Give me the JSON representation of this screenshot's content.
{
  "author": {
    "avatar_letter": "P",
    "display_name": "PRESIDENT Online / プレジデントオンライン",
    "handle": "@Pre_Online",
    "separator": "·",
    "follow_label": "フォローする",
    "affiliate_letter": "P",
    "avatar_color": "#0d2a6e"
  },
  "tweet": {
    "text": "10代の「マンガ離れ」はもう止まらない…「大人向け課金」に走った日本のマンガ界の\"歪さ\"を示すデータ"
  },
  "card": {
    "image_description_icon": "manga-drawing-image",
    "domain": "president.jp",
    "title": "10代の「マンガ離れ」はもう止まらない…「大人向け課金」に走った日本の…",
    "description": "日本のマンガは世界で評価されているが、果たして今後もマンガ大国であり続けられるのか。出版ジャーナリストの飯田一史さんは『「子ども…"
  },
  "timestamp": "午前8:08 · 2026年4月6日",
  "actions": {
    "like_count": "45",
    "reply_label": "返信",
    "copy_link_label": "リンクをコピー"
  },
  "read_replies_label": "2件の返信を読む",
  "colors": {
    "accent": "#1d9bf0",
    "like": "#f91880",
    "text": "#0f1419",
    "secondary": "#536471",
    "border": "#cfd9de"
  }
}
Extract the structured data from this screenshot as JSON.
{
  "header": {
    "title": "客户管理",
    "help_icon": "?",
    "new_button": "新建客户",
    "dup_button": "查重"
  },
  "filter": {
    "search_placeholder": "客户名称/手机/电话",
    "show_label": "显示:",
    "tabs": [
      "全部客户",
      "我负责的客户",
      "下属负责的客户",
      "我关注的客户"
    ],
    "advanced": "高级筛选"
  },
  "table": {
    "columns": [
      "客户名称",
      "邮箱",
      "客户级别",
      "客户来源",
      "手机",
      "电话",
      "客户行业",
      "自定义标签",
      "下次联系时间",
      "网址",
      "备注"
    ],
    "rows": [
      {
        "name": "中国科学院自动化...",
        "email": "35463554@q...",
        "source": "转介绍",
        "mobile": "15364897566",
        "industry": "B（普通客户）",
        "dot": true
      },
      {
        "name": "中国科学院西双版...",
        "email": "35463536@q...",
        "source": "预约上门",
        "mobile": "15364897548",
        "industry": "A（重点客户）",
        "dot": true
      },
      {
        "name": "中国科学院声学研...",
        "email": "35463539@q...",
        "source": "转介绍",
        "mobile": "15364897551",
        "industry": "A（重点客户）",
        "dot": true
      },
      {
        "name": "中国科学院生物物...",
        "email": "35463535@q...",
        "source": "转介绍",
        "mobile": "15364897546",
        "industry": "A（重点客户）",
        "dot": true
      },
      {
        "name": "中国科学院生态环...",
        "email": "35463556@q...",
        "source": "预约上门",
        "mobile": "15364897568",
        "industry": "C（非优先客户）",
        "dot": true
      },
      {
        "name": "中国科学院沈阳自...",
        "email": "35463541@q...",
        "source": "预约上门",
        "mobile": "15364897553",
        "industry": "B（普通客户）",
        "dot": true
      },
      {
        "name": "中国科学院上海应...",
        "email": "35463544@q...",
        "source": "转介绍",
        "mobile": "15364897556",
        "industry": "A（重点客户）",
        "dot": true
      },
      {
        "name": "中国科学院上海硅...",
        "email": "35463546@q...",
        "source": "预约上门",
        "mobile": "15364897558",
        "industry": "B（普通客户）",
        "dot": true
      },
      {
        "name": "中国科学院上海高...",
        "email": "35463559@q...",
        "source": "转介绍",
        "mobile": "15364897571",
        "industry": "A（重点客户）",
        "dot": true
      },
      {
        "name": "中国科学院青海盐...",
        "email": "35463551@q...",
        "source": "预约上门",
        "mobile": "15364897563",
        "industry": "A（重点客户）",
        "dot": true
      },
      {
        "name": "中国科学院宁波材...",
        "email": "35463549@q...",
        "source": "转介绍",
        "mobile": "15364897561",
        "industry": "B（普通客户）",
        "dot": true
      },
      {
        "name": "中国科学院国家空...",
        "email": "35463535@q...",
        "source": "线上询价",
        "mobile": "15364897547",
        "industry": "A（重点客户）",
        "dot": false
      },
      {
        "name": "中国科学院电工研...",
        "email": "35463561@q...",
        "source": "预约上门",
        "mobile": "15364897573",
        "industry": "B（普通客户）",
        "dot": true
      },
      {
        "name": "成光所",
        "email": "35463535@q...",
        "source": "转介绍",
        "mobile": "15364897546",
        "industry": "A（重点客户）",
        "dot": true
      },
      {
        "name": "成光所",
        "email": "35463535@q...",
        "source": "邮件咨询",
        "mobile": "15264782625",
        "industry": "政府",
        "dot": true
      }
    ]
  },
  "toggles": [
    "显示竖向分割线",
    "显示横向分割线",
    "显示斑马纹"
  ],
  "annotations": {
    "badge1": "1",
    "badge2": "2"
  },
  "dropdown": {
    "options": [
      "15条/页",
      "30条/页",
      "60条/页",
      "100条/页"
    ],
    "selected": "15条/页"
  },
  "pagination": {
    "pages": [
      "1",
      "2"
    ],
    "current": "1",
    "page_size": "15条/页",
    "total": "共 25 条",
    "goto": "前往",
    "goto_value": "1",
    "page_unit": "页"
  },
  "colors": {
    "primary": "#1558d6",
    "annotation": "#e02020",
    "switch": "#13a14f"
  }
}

**WHAT YOU ARE ASKED TO DO:** Return all of the entries exactly as written.

**TASK SOLUTION:**
Give me the JSON representation of this screenshot's content.
{
  "author": {
    "avatar_letter": "P",
    "display_name": "PRESIDENT Online / プレジデントオンライン",
    "handle": "@Pre_Online",
    "separator": "·",
    "follow_label": "フォローする",
    "affiliate_letter": "P",
    "avatar_color": "#0d2a6e"
  },
  "tweet": {
    "text": "10代の「マンガ離れ」はもう止まらない…「大人向け課金」に走った日本のマンガ界の\"歪さ\"を示すデータ"
  },
  "card": {
    "image_description_icon": "manga-drawing-image",
    "domain": "president.jp",
    "title": "10代の「マンガ離れ」はもう止まらない…「大人向け課金」に走った日本の…",
    "description": "日本のマンガは世界で評価されているが、果たして今後もマンガ大国であり続けられるのか。出版ジャーナリストの飯田一史さんは『「子ども…"
  },
  "timestamp": "午前8:08 · 2026年4月6日",
  "actions": {
    "like_count": "45",
    "reply_label": "返信",
    "copy_link_label": "リンクをコピー"
  },
  "read_replies_label": "2件の返信を読む",
  "colors": {
    "accent": "#1d9bf0",
    "like": "#f91880",
    "text": "#0f1419",
    "secondary": "#536471",
    "border": "#cfd9de"
  }
}
Extract the structured data from this screenshot as JSON.
{
  "header": {
    "title": "客户管理",
    "help_icon": "?",
    "new_button": "新建客户",
    "dup_button": "查重"
  },
  "filter": {
    "search_placeholder": "客户名称/手机/电话",
    "show_label": "显示:",
    "tabs": [
      "全部客户",
      "我负责的客户",
      "下属负责的客户",
      "我关注的客户"
    ],
    "advanced": "高级筛选"
  },
  "table": {
    "columns": [
      "客户名称",
      "邮箱",
      "客户级别",
      "客户来源",
      "手机",
      "电话",
      "客户行业",
      "自定义标签",
      "下次联系时间",
      "网址",
      "备注"
    ],
    "rows": [
      {
        "name": "中国科学院自动化...",
        "email": "35463554@q...",
        "source": "转介绍",
        "mobile": "15364897566",
        "industry": "B（普通客户）",
        "dot": true
      },
      {
        "name": "中国科学院西双版...",
        "email": "35463536@q...",
        "source": "预约上门",
        "mobile": "15364897548",
        "industry": "A（重点客户）",
        "dot": true
      },
      {
        "name": "中国科学院声学研...",
        "email": "35463539@q...",
        "source": "转介绍",
        "mobile": "15364897551",
        "industry": "A（重点客户）",
        "dot": true
      },
      {
        "name": "中国科学院生物物...",
        "email": "35463535@q...",
        "source": "转介绍",
        "mobile": "15364897546",
        "industry": "A（重点客户）",
        "dot": true
      },
      {
        "name": "中国科学院生态环...",
        "email": "35463556@q...",
        "source": "预约上门",
        "mobile": "15364897568",
        "industry": "C（非优先客户）",
        "dot": true
      },
      {
        "name": "中国科学院沈阳自...",
        "email": "35463541@q...",
        "source": "预约上门",
        "mobile": "15364897553",
        "industry": "B（普通客户）",
        "dot": true
      },
      {
        "name": "中国科学院上海应...",
        "email": "35463544@q...",
        "source": "转介绍",
        "mobile": "15364897556",
        "industry": "A（重点客户）",
        "dot": true
      },
      {
        "name": "中国科学院上海硅...",
        "email": "35463546@q...",
        "source": "预约上门",
        "mobile": "15364897558",
        "industry": "B（普通客户）",
        "dot": true
      },
      {
        "name": "中国科学院上海高...",
        "email": "35463559@q...",
        "source": "转介绍",
        "mobile": "15364897571",
        "industry": "A（重点客户）",
        "dot": true
      },
      {
        "name": "中国科学院青海盐...",
        "email": "35463551@q...",
        "source": "预约上门",
        "mobile": "15364897563",
        "industry": "A（重点客户）",
        "dot": true
      },
      {
        "name": "中国科学院宁波材...",
        "email": "35463549@q...",
        "source": "转介绍",
        "mobile": "15364897561",
        "industry": "B（普通客户）",
        "dot": true
      },
      {
        "name": "中国科学院国家空...",
        "email": "35463535@q...",
        "source": "线上询价",
        "mobile": "15364897547",
        "industry": "A（重点客户）",
        "dot": false
      },
      {
        "name": "中国科学院电工研...",
        "email": "35463561@q...",
        "source": "预约上门",
        "mobile": "15364897573",
        "industry": "B（普通客户）",
        "dot": true
      },
      {
        "name": "成光所",
        "email": "35463535@q...",
        "source": "转介绍",
        "mobile": "15364897546",
        "industry": "A（重点客户）",
        "dot": true
      },
      {
        "name": "成光所",
        "email": "35463535@q...",
        "source": "邮件咨询",
        "mobile": "15264782625",
        "industry": "政府",
        "dot": true
      }
    ]
  },
  "toggles": [
    "显示竖向分割线",
    "显示横向分割线",
    "显示斑马纹"
  ],
  "annotations": {
    "badge1": "1",
    "badge2": "2"
  },
  "dropdown": {
    "options": [
      "15条/页",
      "30条/页",
      "60条/页",
      "100条/页"
    ],
    "selected": "15条/页"
  },
  "pagination": {
    "pages": [
      "1",
      "2"
    ],
    "current": "1",
    "page_size": "15条/页",
    "total": "共 25 条",
    "goto": "前往",
    "goto_value": "1",
    "page_unit": "页"
  },
  "colors": {
    "primary": "#1558d6",
    "annotation": "#e02020",
    "switch": "#13a14f"
  }
}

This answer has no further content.